## Objective:
In the entries below, find every line holding the string "Joffroy" and collect it.

--- --- ---

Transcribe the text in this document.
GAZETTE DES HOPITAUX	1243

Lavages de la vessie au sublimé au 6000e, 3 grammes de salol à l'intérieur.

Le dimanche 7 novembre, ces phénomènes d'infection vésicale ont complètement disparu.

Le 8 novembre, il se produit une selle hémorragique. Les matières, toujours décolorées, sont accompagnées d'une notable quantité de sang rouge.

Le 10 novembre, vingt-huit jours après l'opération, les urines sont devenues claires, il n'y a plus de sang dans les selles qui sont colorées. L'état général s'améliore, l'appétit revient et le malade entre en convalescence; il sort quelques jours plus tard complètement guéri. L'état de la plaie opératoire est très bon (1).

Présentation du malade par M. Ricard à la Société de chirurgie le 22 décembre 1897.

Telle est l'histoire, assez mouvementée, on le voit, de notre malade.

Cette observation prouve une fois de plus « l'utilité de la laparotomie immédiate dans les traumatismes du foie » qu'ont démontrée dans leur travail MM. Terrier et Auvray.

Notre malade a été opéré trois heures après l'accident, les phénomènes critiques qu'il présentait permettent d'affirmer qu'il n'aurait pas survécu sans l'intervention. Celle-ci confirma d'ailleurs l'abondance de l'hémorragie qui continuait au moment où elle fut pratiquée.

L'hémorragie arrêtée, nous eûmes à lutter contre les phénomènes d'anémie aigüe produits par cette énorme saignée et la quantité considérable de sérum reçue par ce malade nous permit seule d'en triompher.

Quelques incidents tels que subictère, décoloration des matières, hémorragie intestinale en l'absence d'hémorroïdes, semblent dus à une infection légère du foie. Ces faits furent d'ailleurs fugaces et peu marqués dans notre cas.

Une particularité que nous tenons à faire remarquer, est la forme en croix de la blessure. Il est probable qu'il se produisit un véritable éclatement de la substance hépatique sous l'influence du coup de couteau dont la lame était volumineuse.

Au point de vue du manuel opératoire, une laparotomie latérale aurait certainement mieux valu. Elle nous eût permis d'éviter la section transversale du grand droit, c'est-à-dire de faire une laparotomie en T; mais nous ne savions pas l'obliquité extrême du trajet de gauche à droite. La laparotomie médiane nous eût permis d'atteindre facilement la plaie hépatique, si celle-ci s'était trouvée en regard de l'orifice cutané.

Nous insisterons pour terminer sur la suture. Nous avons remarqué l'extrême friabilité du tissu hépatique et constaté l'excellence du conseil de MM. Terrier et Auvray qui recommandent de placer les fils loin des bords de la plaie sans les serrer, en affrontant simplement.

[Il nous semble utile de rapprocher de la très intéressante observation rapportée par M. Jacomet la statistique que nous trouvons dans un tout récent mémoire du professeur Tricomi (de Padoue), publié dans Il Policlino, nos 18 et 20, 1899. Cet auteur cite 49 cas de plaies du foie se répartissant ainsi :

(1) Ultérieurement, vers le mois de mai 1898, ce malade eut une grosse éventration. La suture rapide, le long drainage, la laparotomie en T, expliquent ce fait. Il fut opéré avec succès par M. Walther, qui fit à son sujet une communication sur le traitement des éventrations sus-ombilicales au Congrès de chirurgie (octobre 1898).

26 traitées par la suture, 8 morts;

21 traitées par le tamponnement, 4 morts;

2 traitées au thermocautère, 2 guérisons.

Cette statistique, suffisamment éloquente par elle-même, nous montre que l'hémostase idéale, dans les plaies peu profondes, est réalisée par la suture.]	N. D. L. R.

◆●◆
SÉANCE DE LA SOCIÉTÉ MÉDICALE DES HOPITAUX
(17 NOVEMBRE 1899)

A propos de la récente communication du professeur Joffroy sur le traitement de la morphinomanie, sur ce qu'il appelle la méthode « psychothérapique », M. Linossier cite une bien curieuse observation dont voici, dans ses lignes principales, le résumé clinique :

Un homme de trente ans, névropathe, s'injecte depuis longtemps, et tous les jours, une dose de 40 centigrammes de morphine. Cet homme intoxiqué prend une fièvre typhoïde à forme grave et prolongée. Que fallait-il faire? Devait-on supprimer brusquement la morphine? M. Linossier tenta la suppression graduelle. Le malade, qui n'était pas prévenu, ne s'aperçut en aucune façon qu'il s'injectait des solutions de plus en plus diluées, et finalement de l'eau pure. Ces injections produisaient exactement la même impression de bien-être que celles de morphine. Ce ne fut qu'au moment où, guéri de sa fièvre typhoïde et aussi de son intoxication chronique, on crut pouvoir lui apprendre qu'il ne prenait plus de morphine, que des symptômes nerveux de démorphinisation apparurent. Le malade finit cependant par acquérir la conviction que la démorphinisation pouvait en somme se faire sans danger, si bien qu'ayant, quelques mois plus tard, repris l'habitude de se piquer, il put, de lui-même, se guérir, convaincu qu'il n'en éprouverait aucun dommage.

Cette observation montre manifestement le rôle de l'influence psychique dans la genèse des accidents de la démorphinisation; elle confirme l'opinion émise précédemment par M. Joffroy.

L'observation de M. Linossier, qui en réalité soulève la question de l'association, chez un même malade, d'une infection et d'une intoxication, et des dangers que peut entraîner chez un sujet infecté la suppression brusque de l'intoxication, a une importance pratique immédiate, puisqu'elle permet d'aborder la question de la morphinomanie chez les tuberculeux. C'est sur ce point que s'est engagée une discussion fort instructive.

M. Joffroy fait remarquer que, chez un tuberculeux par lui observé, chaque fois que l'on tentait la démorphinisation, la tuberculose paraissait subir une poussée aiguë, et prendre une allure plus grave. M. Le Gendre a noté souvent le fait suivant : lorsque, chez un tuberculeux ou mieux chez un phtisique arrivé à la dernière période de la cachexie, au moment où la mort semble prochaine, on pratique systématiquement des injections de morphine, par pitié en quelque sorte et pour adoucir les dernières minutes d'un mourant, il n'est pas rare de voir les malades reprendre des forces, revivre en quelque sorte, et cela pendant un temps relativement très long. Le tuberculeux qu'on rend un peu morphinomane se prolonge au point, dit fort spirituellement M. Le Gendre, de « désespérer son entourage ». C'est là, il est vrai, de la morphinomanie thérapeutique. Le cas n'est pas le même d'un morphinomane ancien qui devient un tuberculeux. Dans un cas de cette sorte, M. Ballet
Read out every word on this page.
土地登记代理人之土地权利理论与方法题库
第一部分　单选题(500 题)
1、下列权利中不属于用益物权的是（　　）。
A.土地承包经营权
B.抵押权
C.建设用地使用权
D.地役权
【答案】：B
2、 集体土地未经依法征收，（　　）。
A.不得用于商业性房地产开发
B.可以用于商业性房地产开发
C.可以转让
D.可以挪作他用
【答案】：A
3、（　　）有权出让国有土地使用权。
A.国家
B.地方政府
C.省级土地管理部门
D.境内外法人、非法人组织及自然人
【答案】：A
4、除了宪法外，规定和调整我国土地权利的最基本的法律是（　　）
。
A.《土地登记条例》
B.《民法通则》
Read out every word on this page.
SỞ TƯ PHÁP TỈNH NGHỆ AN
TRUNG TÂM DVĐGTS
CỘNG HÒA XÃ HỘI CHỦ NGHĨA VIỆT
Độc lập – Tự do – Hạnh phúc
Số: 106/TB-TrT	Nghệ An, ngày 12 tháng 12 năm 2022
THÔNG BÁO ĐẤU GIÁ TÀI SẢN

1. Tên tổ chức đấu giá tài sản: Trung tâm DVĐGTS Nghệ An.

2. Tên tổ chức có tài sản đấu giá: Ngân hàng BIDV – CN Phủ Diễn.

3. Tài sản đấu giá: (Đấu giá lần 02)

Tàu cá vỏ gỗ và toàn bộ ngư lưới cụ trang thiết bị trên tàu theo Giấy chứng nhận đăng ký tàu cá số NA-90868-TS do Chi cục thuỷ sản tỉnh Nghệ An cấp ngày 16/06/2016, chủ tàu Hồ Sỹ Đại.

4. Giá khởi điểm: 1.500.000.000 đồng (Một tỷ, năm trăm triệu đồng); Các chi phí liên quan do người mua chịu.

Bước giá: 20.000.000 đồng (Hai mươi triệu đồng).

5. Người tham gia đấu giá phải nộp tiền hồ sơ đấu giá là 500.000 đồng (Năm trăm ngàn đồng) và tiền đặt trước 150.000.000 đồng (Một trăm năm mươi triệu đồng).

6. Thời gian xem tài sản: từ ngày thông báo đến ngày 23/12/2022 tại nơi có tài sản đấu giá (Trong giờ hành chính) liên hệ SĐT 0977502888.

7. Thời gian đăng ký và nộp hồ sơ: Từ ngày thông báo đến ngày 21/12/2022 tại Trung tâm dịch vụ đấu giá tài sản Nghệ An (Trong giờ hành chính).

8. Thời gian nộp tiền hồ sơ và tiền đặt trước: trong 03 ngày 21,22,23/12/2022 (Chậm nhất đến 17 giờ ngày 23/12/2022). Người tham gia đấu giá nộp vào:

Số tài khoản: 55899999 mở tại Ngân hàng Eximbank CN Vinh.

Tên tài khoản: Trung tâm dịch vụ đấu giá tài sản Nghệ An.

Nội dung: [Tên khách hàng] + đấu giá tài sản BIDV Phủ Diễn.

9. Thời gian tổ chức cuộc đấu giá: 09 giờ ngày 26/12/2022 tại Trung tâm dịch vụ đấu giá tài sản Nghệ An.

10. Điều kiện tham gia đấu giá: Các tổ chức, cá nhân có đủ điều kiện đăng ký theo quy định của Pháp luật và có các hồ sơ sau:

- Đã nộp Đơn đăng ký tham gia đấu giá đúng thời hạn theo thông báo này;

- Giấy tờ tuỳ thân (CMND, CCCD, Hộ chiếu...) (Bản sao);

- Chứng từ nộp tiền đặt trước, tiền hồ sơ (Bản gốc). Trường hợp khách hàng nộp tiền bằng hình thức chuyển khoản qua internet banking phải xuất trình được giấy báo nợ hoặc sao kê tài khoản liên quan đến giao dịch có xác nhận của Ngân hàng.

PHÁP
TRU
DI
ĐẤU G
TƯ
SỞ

--- --- ---

## In response:
A propos de la récente communication du professeur Joffroy sur le traitement de la morphinomanie, sur ce qu'il appelle la méthode « psychothérapique », M. Linossier cite une bien curieuse observation dont voici, dans ses lignes principales, le résumé clinique :
Cette observation montre manifestement le rôle de l'influence psychique dans la genèse des accidents de la démorphinisation; elle confirme l'opinion émise précédemment par M. Joffroy.
M. Joffroy fait remarquer que, chez un tuberculeux par lui observé, chaque fois que l'on tentait la démorphinisation, la tuberculose paraissait subir une poussée aiguë, et prendre une allure plus grave. M. Le Gendre a noté souvent le fait suivant : lorsque, chez un tuberculeux ou mieux chez un phtisique arrivé à la dernière période de la cachexie, au moment où la mort semble prochaine, on pratique systématiquement des injections de morphine, par pitié en quelque sorte et pour adoucir les dernières minutes d'un mourant, il n'est pas rare de voir les malades reprendre des forces, revivre en quelque sorte, et cela pendant un temps relativement très long. Le tuberculeux qu'on rend un peu morphinomane se prolonge au point, dit fort spirituellement M. Le Gendre, de « désespérer son entourage ». C'est là, il est vrai, de la morphinomanie thérapeutique. Le cas n'est pas le même d'un morphinomane ancien qui devient un tuberculeux. Dans un cas de cette sorte, M. Ballet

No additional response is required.